--- YOUR TASK ---
Can you reproduce the commentary on the Bank of England Money & Credit report in full, word for word?

Following on from the Bank of England Money & Credit report published this morning, mortgage and finance experts share their thoughts:
Andrew Montlake, managing director of the UK-wide mortgage broker, Coreco: “This latest rise in consumer credit will trigger even more alarm bells at the Bank of England. It shows the economic storm clouds are getting darker by the day. People can take out credit and loans if they are confident, but in this case it’s almost certainly because they are seeking extra cash to cover their bills and put food on their tables. The drop-off in mortgage approvals is surprising as April and May have been exceptionally busy, although we do expect the combination of weaker borrower sentiment and lenders tightening their affordability to feed through in the months ahead. Remortgages, contrary to what this data suggests, are going through the roof as people seek to lock into the lowest rates available before they rise further. Perhaps the fact this data only shows remortgages to other lenders suggests people are increasingly being forced to remortgage with existing lenders due to affordability issues. All eyes are now on the jobs market and thankfully, for now at least, that remains fairly resilient.”

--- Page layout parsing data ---

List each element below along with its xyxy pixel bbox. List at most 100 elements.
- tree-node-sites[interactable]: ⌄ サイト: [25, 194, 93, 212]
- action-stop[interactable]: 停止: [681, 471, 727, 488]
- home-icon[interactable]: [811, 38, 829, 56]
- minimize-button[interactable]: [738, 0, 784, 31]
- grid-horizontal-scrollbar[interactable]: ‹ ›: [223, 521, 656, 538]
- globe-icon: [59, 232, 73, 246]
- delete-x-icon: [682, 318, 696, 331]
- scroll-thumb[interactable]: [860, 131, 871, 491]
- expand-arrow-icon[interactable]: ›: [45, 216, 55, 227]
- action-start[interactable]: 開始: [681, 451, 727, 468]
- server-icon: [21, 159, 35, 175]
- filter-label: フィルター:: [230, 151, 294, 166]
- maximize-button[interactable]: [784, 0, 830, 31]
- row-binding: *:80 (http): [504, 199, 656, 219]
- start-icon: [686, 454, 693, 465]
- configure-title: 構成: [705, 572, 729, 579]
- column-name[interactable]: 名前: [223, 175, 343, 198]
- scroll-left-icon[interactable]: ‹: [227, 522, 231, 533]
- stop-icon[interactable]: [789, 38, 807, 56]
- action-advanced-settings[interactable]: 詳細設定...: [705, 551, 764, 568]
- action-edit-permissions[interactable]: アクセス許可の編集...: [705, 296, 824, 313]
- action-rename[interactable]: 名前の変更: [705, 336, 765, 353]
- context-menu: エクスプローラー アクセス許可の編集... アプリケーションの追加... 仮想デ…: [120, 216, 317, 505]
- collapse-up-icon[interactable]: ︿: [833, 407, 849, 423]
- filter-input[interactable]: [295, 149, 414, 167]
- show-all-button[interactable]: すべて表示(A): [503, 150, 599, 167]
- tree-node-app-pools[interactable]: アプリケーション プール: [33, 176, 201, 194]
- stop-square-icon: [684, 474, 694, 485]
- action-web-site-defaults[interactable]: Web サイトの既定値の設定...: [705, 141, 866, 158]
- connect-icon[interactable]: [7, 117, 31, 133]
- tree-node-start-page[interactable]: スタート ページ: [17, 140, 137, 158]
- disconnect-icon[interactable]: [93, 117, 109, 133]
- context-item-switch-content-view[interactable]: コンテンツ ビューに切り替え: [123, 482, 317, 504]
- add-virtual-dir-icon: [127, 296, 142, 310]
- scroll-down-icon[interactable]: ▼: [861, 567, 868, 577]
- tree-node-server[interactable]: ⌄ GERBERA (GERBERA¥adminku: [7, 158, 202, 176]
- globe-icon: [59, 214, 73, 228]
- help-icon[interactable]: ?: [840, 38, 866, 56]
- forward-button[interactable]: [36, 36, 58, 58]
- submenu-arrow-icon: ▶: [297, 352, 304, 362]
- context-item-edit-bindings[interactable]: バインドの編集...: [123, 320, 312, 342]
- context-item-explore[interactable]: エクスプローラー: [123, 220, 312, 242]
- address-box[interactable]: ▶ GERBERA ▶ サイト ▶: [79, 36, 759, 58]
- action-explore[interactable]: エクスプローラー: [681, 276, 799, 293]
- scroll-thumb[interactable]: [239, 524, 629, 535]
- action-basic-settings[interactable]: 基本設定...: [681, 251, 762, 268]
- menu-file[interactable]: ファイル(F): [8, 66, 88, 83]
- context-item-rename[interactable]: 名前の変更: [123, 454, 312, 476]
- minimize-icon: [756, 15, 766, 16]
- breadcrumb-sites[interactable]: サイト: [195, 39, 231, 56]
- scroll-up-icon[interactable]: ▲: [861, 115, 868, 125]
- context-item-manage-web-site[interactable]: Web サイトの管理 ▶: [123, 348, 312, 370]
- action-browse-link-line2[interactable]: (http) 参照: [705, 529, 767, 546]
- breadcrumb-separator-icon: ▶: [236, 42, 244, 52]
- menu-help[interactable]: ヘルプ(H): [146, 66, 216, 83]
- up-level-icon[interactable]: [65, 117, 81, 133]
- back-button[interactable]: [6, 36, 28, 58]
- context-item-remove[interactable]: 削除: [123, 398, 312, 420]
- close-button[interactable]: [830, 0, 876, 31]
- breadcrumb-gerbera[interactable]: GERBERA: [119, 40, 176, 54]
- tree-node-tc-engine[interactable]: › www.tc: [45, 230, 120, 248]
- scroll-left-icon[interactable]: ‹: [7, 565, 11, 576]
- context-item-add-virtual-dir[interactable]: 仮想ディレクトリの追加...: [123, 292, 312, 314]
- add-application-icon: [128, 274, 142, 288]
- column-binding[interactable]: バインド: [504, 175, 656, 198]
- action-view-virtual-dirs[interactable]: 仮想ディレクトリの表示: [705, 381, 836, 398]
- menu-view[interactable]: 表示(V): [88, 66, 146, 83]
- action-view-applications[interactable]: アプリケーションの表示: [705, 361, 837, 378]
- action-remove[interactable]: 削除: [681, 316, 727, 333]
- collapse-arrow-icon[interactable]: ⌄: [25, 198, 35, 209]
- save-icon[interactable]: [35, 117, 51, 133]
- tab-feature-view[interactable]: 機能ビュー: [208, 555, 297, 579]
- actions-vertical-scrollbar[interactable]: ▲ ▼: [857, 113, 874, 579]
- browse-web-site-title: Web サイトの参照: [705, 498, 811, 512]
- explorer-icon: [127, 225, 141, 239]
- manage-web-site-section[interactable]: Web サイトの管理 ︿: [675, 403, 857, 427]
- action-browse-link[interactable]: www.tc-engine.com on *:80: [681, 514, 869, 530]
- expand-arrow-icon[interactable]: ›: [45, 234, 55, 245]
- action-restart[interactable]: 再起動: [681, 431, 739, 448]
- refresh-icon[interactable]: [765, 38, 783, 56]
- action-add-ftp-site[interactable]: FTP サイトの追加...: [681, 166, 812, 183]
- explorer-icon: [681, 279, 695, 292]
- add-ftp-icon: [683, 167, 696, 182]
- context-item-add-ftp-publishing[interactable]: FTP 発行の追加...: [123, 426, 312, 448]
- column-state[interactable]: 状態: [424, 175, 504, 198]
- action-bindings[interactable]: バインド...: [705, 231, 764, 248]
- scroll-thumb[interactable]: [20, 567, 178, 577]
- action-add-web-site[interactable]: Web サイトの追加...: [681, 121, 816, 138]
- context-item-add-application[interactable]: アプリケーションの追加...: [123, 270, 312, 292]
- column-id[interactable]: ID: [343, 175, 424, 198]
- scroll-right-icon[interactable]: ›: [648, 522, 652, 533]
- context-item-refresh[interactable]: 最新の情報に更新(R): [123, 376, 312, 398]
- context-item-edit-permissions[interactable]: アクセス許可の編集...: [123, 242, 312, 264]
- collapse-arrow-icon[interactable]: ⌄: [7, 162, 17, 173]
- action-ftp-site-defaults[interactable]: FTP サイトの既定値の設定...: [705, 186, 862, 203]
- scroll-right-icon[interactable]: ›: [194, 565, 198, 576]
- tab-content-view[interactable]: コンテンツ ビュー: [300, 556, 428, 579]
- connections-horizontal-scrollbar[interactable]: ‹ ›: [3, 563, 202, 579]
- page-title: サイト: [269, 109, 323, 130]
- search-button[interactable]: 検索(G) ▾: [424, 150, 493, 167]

--- ANSWER SPACE ---
Following on from the Bank of England Money & Credit report published this morning, mortgage and finance experts share their thoughts:
Andrew Montlake, managing director of the UK-wide mortgage broker, Coreco: “This latest rise in consumer credit will trigger even more alarm bells at the Bank of England. It shows the economic storm clouds are getting darker by the day. People can take out credit and loans if they are confident, but in this case it’s almost certainly because they are seeking extra cash to cover their bills and put food on their tables. The drop-off in mortgage approvals is surprising as April and May have been exceptionally busy, although we do expect the combination of weaker borrower sentiment and lenders tightening their affordability to feed through in the months ahead. Remortgages, contrary to what this data suggests, are going through the roof as people seek to lock into the lowest rates available before they rise further. Perhaps the fact this data only shows remortgages to other lenders suggests people are increasingly being forced to remortgage with existing lenders due to affordability issues. All eyes are now on the jobs market and thankfully, for now at least, that remains fairly resilient.”